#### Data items

# # # # #

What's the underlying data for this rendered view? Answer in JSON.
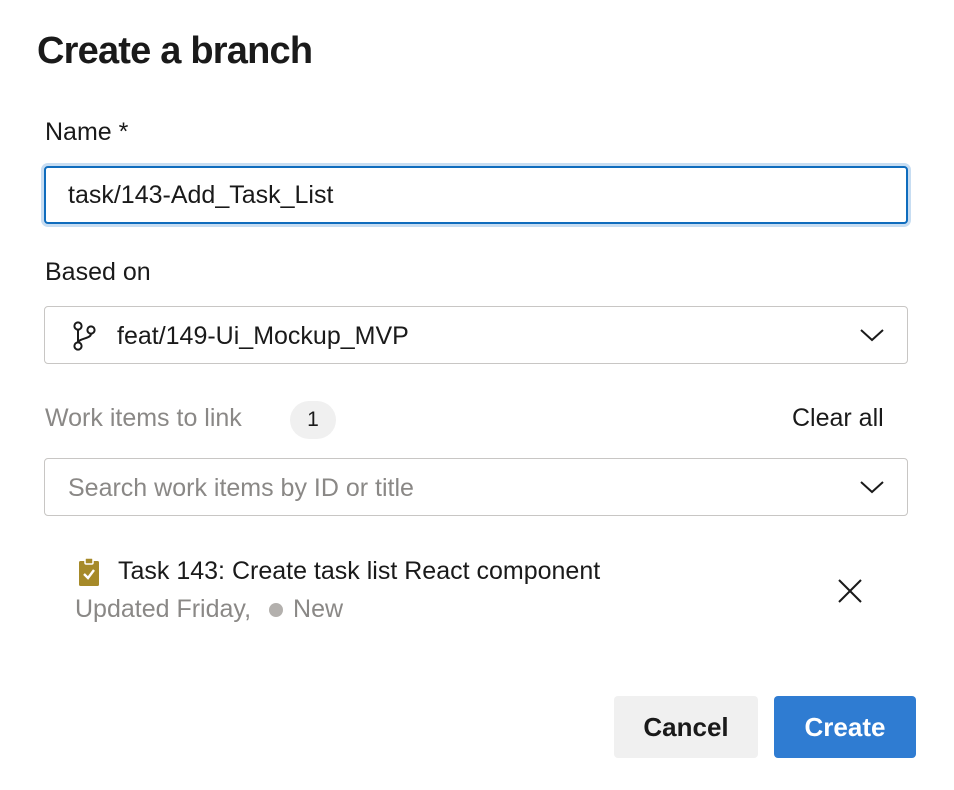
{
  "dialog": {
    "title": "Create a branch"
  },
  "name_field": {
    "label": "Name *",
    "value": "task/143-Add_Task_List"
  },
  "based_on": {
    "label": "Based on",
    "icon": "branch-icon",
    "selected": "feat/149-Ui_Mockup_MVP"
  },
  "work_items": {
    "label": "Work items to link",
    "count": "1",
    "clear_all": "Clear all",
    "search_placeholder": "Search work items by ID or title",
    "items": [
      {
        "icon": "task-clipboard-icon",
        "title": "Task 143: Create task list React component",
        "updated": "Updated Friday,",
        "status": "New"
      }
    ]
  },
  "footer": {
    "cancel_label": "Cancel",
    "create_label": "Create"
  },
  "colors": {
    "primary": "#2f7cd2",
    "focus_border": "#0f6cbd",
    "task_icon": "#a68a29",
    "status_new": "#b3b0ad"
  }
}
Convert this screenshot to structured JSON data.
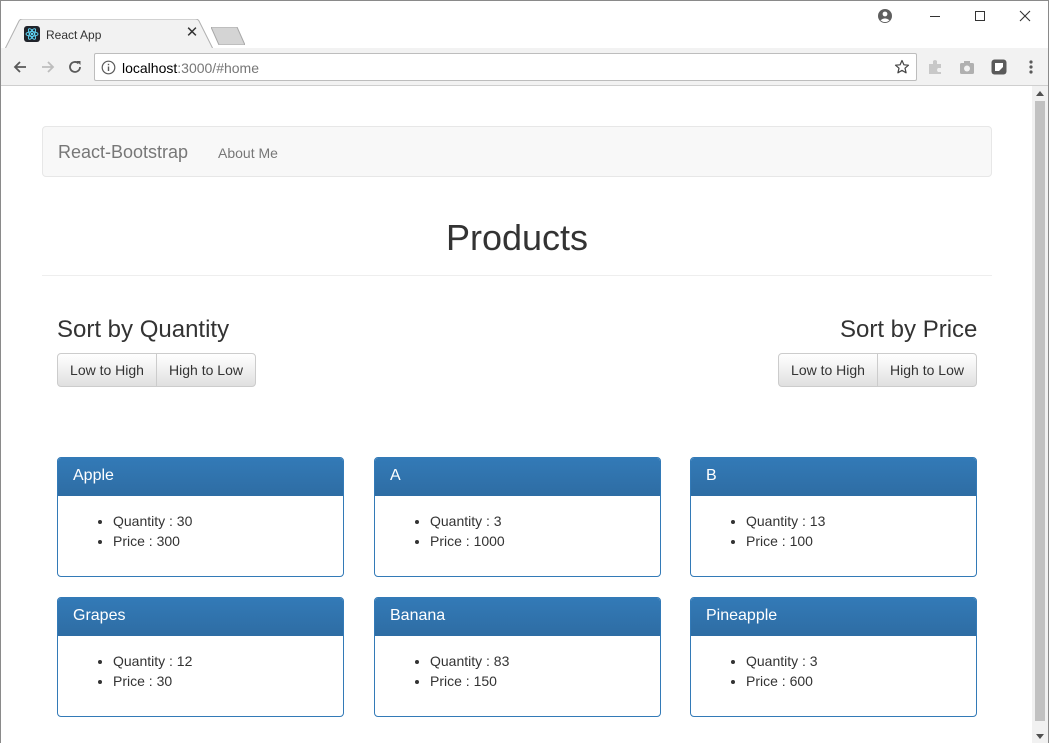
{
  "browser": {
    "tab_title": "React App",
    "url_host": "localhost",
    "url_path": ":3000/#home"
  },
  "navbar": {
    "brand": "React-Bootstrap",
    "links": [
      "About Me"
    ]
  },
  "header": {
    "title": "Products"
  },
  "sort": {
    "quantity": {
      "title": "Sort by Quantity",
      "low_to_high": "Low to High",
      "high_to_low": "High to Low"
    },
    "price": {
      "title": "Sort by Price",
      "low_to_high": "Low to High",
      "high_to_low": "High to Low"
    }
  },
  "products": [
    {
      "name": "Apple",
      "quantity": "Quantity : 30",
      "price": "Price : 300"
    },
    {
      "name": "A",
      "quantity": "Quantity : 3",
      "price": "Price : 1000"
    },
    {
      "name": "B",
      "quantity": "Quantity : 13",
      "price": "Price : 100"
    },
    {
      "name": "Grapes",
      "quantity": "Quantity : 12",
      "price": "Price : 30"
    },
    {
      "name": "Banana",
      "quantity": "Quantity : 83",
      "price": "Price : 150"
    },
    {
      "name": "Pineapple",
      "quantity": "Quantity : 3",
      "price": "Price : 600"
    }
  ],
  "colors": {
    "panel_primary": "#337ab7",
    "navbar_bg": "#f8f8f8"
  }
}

# # # # #

#### What is expected
Restate the data above word for word. Skip every picture.

#### Task answer
What's the underlying data for this rendered view? Answer in JSON.
{
  "dialog": {
    "title": "Create a branch"
  },
  "name_field": {
    "label": "Name *",
    "value": "task/143-Add_Task_List"
  },
  "based_on": {
    "label": "Based on",
    "icon": "branch-icon",
    "selected": "feat/149-Ui_Mockup_MVP"
  },
  "work_items": {
    "label": "Work items to link",
    "count": "1",
    "clear_all": "Clear all",
    "search_placeholder": "Search work items by ID or title",
    "items": [
      {
        "icon": "task-clipboard-icon",
        "title": "Task 143: Create task list React component",
        "updated": "Updated Friday,",
        "status": "New"
      }
    ]
  },
  "footer": {
    "cancel_label": "Cancel",
    "create_label": "Create"
  },
  "colors": {
    "primary": "#2f7cd2",
    "focus_border": "#0f6cbd",
    "task_icon": "#a68a29",
    "status_new": "#b3b0ad"
  }
}
Convert this screenshot to structured JSON data.
{
  "browser": {
    "tab_title": "React App",
    "url_host": "localhost",
    "url_path": ":3000/#home"
  },
  "navbar": {
    "brand": "React-Bootstrap",
    "links": [
      "About Me"
    ]
  },
  "header": {
    "title": "Products"
  },
  "sort": {
    "quantity": {
      "title": "Sort by Quantity",
      "low_to_high": "Low to High",
      "high_to_low": "High to Low"
    },
    "price": {
      "title": "Sort by Price",
      "low_to_high": "Low to High",
      "high_to_low": "High to Low"
    }
  },
  "products": [
    {
      "name": "Apple",
      "quantity": "Quantity : 30",
      "price": "Price : 300"
    },
    {
      "name": "A",
      "quantity": "Quantity : 3",
      "price": "Price : 1000"
    },
    {
      "name": "B",
      "quantity": "Quantity : 13",
      "price": "Price : 100"
    },
    {
      "name": "Grapes",
      "quantity": "Quantity : 12",
      "price": "Price : 30"
    },
    {
      "name": "Banana",
      "quantity": "Quantity : 83",
      "price": "Price : 150"
    },
    {
      "name": "Pineapple",
      "quantity": "Quantity : 3",
      "price": "Price : 600"
    }
  ],
  "colors": {
    "panel_primary": "#337ab7",
    "navbar_bg": "#f8f8f8"
  }
}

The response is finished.